**Exercise goal**
Check every line of the entries for the string "data" and return the ones that contain it.

[[ Source records, beginning ]]

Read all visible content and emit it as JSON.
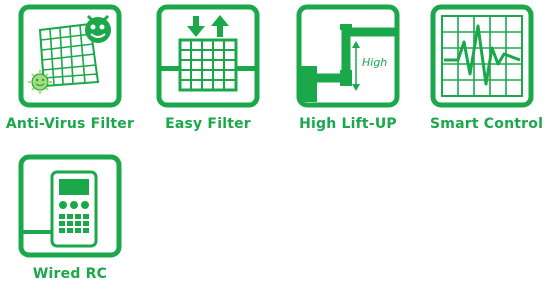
{
  "colors": {
    "brand_green": "#1aa84a",
    "light_green": "#a8dc7a"
  },
  "features": [
    {
      "label": "Anti-Virus Filter",
      "icon": "anti-virus-filter-icon"
    },
    {
      "label": "Easy Filter",
      "icon": "easy-filter-icon"
    },
    {
      "label": "High Lift-UP",
      "icon": "high-lift-up-icon",
      "icon_text": "High"
    },
    {
      "label": "Smart Control",
      "icon": "smart-control-icon"
    },
    {
      "label": "Wired RC",
      "icon": "wired-rc-icon"
    }
  ]
}
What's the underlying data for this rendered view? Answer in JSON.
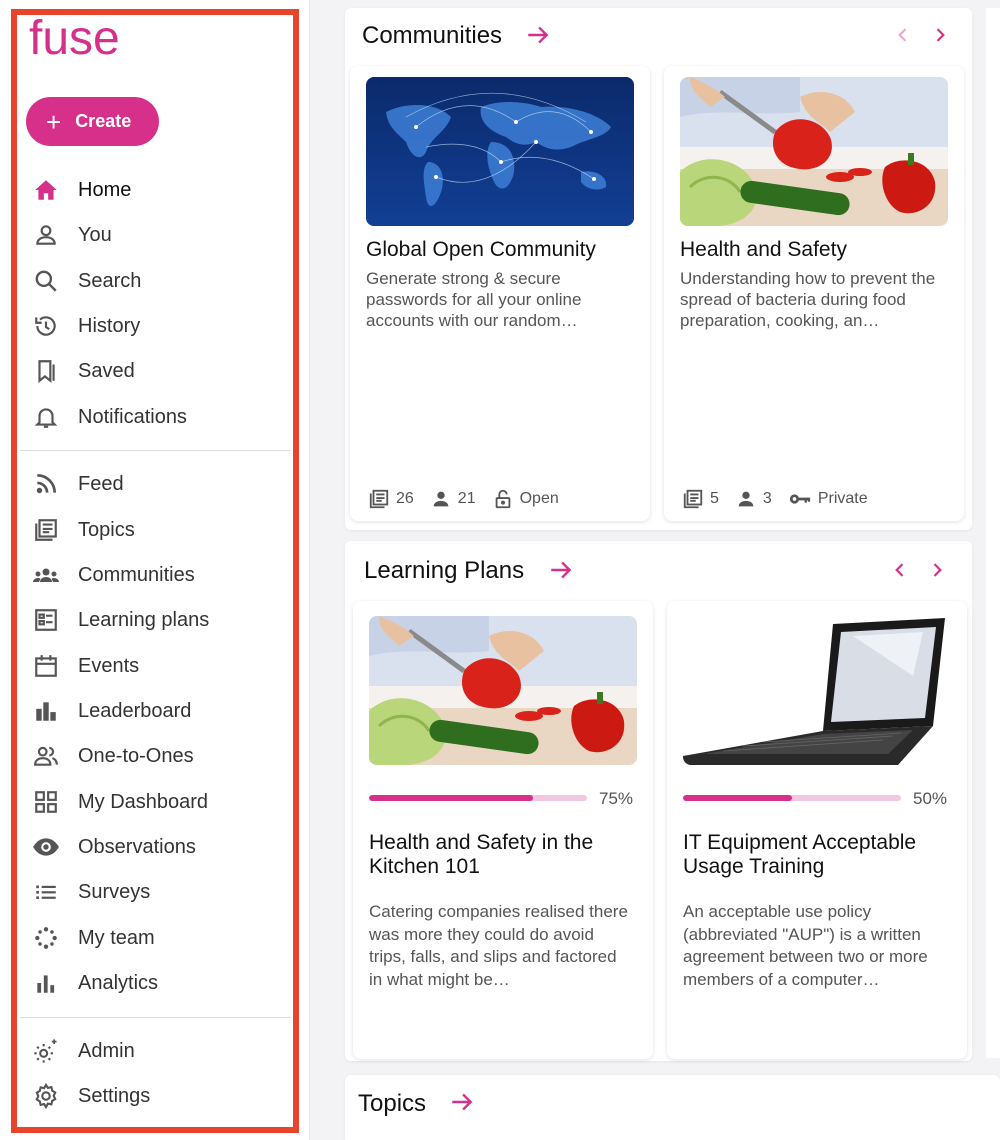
{
  "brand": {
    "logo_text": "fuse",
    "accent": "#d6308a"
  },
  "create_label": "Create",
  "nav": {
    "home": "Home",
    "you": "You",
    "search": "Search",
    "history": "History",
    "saved": "Saved",
    "notifications": "Notifications",
    "feed": "Feed",
    "topics": "Topics",
    "communities": "Communities",
    "learning_plans": "Learning plans",
    "events": "Events",
    "leaderboard": "Leaderboard",
    "one_to_ones": "One-to-Ones",
    "my_dashboard": "My Dashboard",
    "observations": "Observations",
    "surveys": "Surveys",
    "my_team": "My team",
    "analytics": "Analytics",
    "admin": "Admin",
    "settings": "Settings"
  },
  "communities": {
    "title": "Communities",
    "cards": [
      {
        "title": "Global Open Community",
        "description": "Generate strong & secure passwords for all your online accounts with our random…",
        "topics": "26",
        "members": "21",
        "access": "Open",
        "image": "world-map-network"
      },
      {
        "title": "Health and Safety",
        "description": "Understanding how to prevent the spread of bacteria during food preparation, cooking, an…",
        "topics": "5",
        "members": "3",
        "access": "Private",
        "image": "chopping-peppers"
      }
    ]
  },
  "learning_plans": {
    "title": "Learning Plans",
    "cards": [
      {
        "title": "Health and Safety in the Kitchen 101",
        "progress": 75,
        "progress_label": "75%",
        "description": "Catering companies realised there was more they could do avoid trips, falls, and slips and factored in what might be…",
        "image": "chopping-peppers"
      },
      {
        "title": "IT Equipment Acceptable Usage Training",
        "progress": 50,
        "progress_label": "50%",
        "description": "An acceptable use policy (abbreviated \"AUP\") is a written agreement between two or more members of a computer…",
        "image": "laptop"
      }
    ]
  },
  "topics": {
    "title": "Topics"
  }
}
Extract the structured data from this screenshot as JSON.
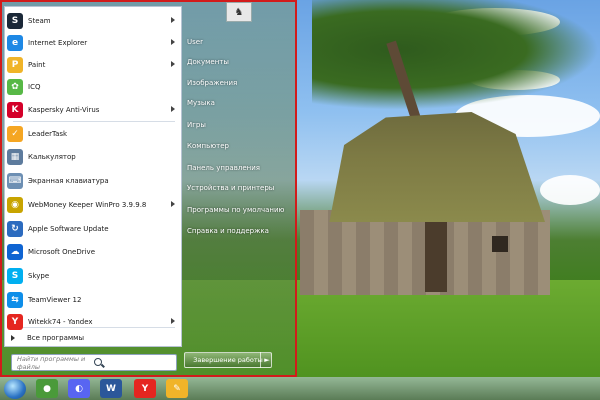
{
  "start_menu": {
    "programs": [
      {
        "label": "Steam",
        "icon": "steam-icon",
        "color": "#1b2838",
        "glyph": "S",
        "has_submenu": true
      },
      {
        "label": "Internet Explorer",
        "icon": "internet-explorer-icon",
        "color": "#1e88e5",
        "glyph": "e",
        "has_submenu": true
      },
      {
        "label": "Paint",
        "icon": "paint-icon",
        "color": "#f0b429",
        "glyph": "P",
        "has_submenu": true
      },
      {
        "label": "ICQ",
        "icon": "icq-icon",
        "color": "#57b846",
        "glyph": "✿",
        "has_submenu": false
      },
      {
        "label": "Kaspersky Anti-Virus",
        "icon": "kaspersky-icon",
        "color": "#d40029",
        "glyph": "K",
        "has_submenu": true
      },
      {
        "label": "LeaderTask",
        "icon": "leadertask-icon",
        "color": "#f5a623",
        "glyph": "✓",
        "has_submenu": false
      },
      {
        "label": "Калькулятор",
        "icon": "calculator-icon",
        "color": "#5d7b9d",
        "glyph": "▦",
        "has_submenu": false
      },
      {
        "label": "Экранная клавиатура",
        "icon": "keyboard-icon",
        "color": "#6d8fb3",
        "glyph": "⌨",
        "has_submenu": false
      },
      {
        "label": "WebMoney Keeper WinPro 3.9.9.8",
        "icon": "webmoney-icon",
        "color": "#c8a400",
        "glyph": "◉",
        "has_submenu": true
      },
      {
        "label": "Apple Software Update",
        "icon": "apple-update-icon",
        "color": "#2c6bbf",
        "glyph": "↻",
        "has_submenu": false
      },
      {
        "label": "Microsoft OneDrive",
        "icon": "onedrive-icon",
        "color": "#0f64d2",
        "glyph": "☁",
        "has_submenu": false
      },
      {
        "label": "Skype",
        "icon": "skype-icon",
        "color": "#00aff0",
        "glyph": "S",
        "has_submenu": false
      },
      {
        "label": "TeamViewer 12",
        "icon": "teamviewer-icon",
        "color": "#0e8ee9",
        "glyph": "⇆",
        "has_submenu": false
      },
      {
        "label": "Witekk74 - Yandex",
        "icon": "yandex-icon",
        "color": "#e52620",
        "glyph": "Y",
        "has_submenu": true
      }
    ],
    "all_programs": "Все программы",
    "search_placeholder": "Найти программы и файлы",
    "right_links": [
      "User",
      "Документы",
      "Изображения",
      "Музыка",
      "Игры",
      "Компьютер",
      "Панель управления",
      "Устройства и принтеры",
      "Программы по умолчанию",
      "Справка и поддержка"
    ],
    "shutdown_label": "Завершение работы",
    "shutdown_arrow": "►"
  },
  "taskbar": {
    "pinned": [
      {
        "icon": "chrome-icon",
        "color": "#4a9a3a",
        "glyph": "●"
      },
      {
        "icon": "discord-icon",
        "color": "#5865f2",
        "glyph": "◐"
      },
      {
        "icon": "word-icon",
        "color": "#2b579a",
        "glyph": "W"
      },
      {
        "icon": "yandex-browser-icon",
        "color": "#e52620",
        "glyph": "Y"
      },
      {
        "icon": "paint-icon",
        "color": "#f0b429",
        "glyph": "✎"
      }
    ]
  }
}
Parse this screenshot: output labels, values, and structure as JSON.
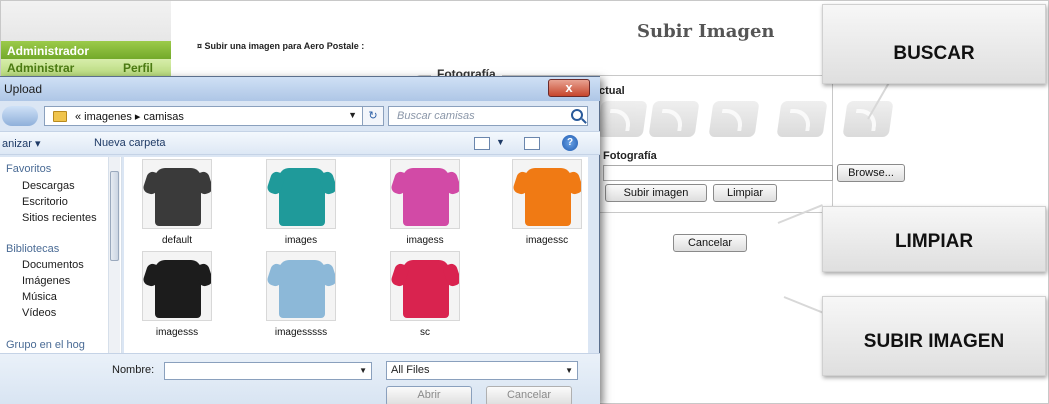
{
  "page": {
    "admin_title": "Administrador",
    "admin_link": "Administrar",
    "profile_link": "Perfil",
    "subtitle": "¤ Subir una imagen para Aero Postale :",
    "heading": "Subir Imagen",
    "fieldset_legend": "Fotografía",
    "current_label": "ctual",
    "photo_label": "Fotografía",
    "browse_label": "Browse...",
    "upload_label": "Subir imagen",
    "clear_label": "Limpiar",
    "cancel_label": "Cancelar"
  },
  "callouts": {
    "search": "BUSCAR",
    "clear": "LIMPIAR",
    "upload": "SUBIR IMAGEN"
  },
  "dialog": {
    "title": "Upload",
    "close_label": "x",
    "address": "« imagenes ▸ camisas",
    "search_placeholder": "Buscar camisas",
    "refresh_label": "↻",
    "organize_label": "anizar ▾",
    "new_folder_label": "Nueva carpeta",
    "help_label": "?",
    "nav": [
      {
        "label": "Favoritos",
        "section": true
      },
      {
        "label": "Descargas"
      },
      {
        "label": "Escritorio"
      },
      {
        "label": "Sitios recientes"
      },
      {
        "label": "Bibliotecas",
        "section": true
      },
      {
        "label": "Documentos"
      },
      {
        "label": "Imágenes"
      },
      {
        "label": "Música"
      },
      {
        "label": "Vídeos"
      },
      {
        "label": "Grupo en el hog",
        "section": true
      }
    ],
    "files": [
      {
        "name": "default",
        "color": "#3a3a3a"
      },
      {
        "name": "images",
        "color": "#1f9a9a"
      },
      {
        "name": "imagess",
        "color": "#d24aa6"
      },
      {
        "name": "imagessc",
        "color": "#f07a14"
      },
      {
        "name": "imagesss",
        "color": "#1c1c1c"
      },
      {
        "name": "imagesssss",
        "color": "#8cb8d8"
      },
      {
        "name": "sc",
        "color": "#d9234f"
      }
    ],
    "filename_label": "Nombre:",
    "filename_value": "",
    "filetype_value": "All Files",
    "open_label": "Abrir",
    "cancel_label": "Cancelar"
  }
}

[[ Source records, end ]]

**Your solution**
What's the underlying data for this rendered view? Answer in JSON.
Extract the structured data from this screenshot as JSON.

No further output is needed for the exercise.